» Collection entries:

------------------------------------------------

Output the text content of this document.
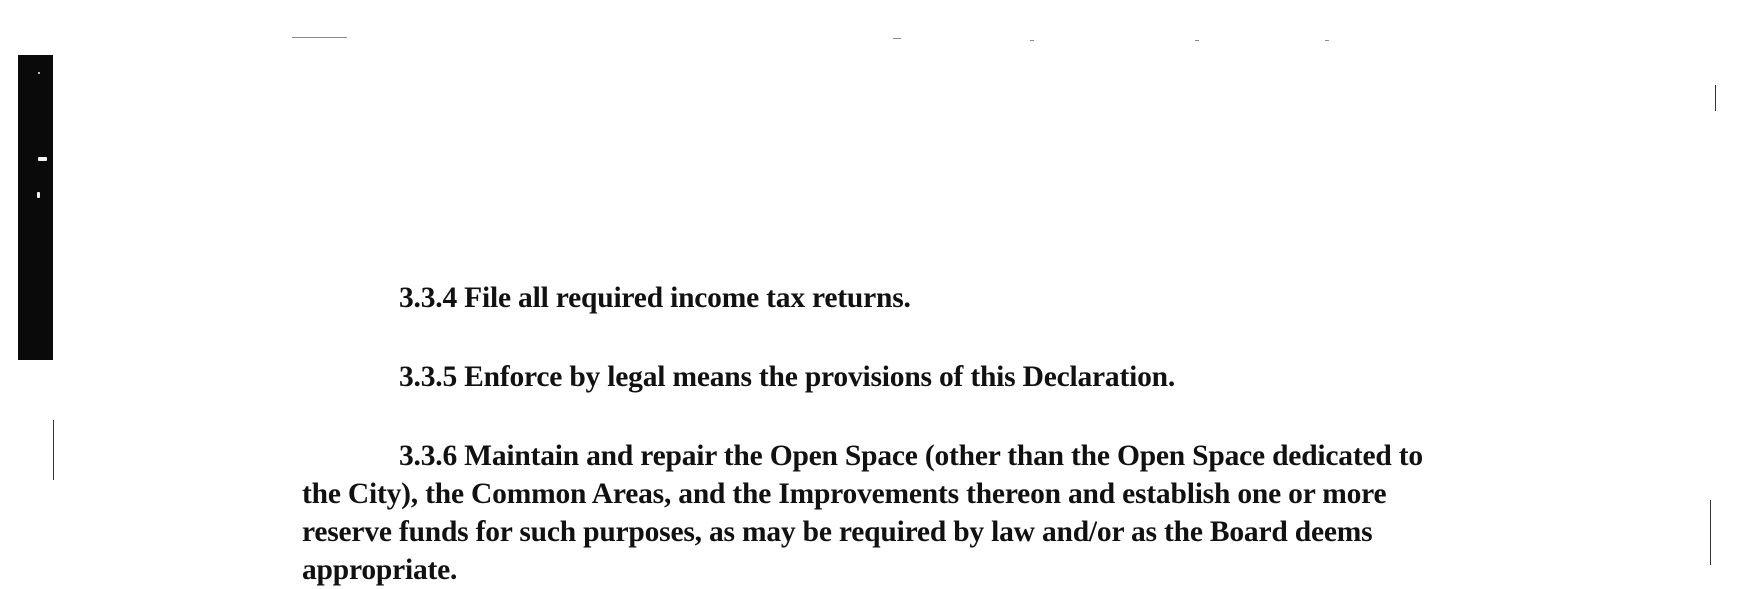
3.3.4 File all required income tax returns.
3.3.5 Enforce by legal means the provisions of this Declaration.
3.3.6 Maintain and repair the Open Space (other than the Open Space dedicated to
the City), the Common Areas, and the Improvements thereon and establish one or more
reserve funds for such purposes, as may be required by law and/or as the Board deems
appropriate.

------------------------------------------------

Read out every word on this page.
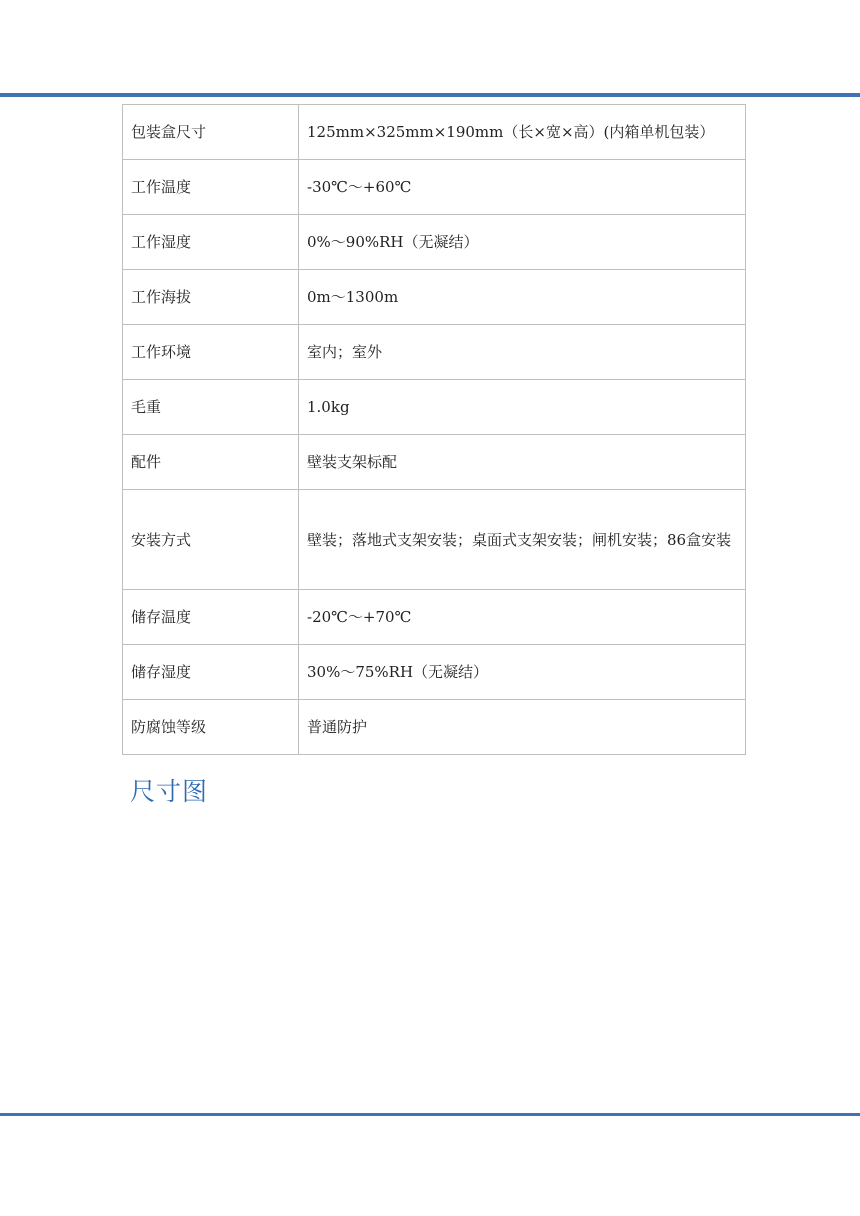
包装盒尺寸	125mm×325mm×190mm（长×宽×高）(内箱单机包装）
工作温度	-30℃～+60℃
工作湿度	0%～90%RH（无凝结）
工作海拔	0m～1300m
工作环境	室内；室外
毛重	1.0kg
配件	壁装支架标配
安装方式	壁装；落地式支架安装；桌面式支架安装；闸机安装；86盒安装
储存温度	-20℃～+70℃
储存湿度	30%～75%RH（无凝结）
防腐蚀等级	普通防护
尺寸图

------------------------------------------------

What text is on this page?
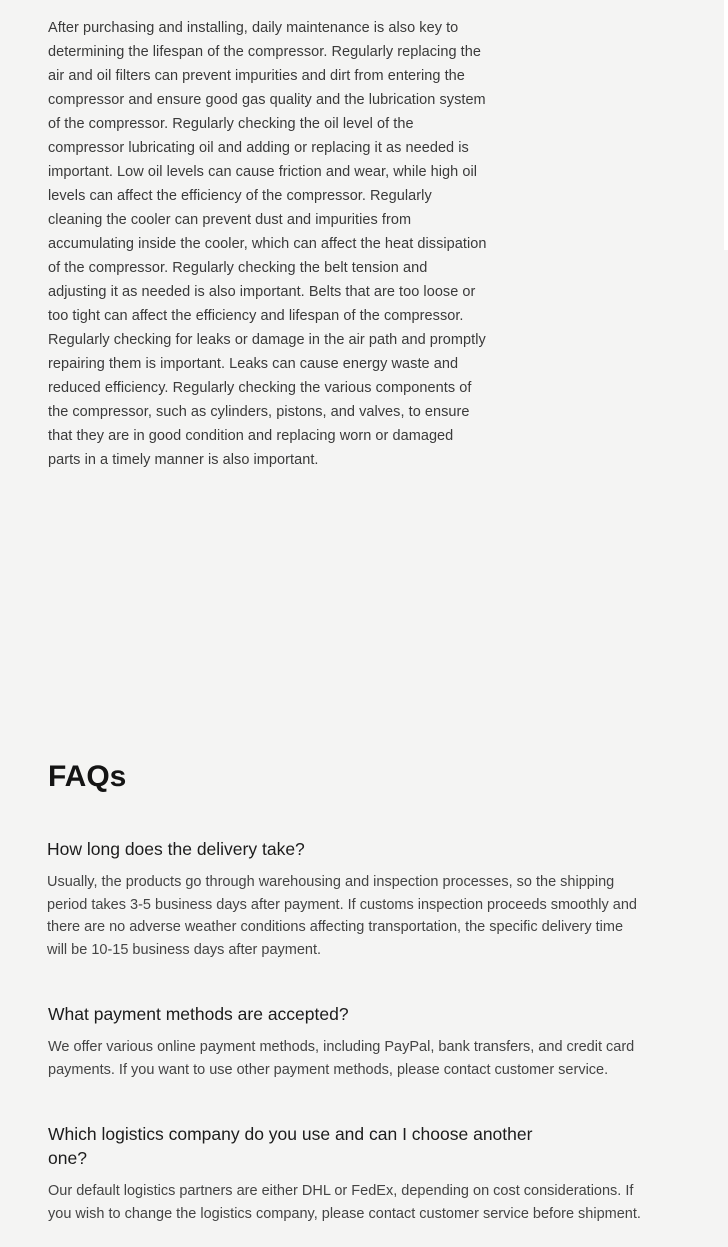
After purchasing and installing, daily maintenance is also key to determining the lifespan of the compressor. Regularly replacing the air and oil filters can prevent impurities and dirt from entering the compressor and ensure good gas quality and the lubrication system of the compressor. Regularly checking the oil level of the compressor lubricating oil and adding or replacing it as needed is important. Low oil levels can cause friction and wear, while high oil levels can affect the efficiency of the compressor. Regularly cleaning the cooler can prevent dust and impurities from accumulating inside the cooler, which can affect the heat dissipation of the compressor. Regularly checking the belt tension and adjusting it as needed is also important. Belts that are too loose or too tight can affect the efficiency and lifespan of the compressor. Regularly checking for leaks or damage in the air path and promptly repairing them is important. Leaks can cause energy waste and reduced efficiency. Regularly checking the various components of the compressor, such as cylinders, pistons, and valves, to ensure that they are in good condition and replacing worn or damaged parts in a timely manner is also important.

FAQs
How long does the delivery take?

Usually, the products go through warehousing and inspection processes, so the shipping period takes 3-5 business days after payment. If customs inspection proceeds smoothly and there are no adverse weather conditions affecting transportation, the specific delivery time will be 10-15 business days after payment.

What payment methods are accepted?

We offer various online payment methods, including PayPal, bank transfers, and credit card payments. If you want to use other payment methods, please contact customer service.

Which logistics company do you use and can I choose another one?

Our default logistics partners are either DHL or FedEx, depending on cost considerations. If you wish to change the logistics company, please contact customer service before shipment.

------------------------------------------------

» What to do:
Look through the material above. Copy each line where the word "company" appears.

» Reply:
Which logistics company do you use and can I choose another one?
Our default logistics partners are either DHL or FedEx, depending on cost considerations. If you wish to change the logistics company, please contact customer service before shipment.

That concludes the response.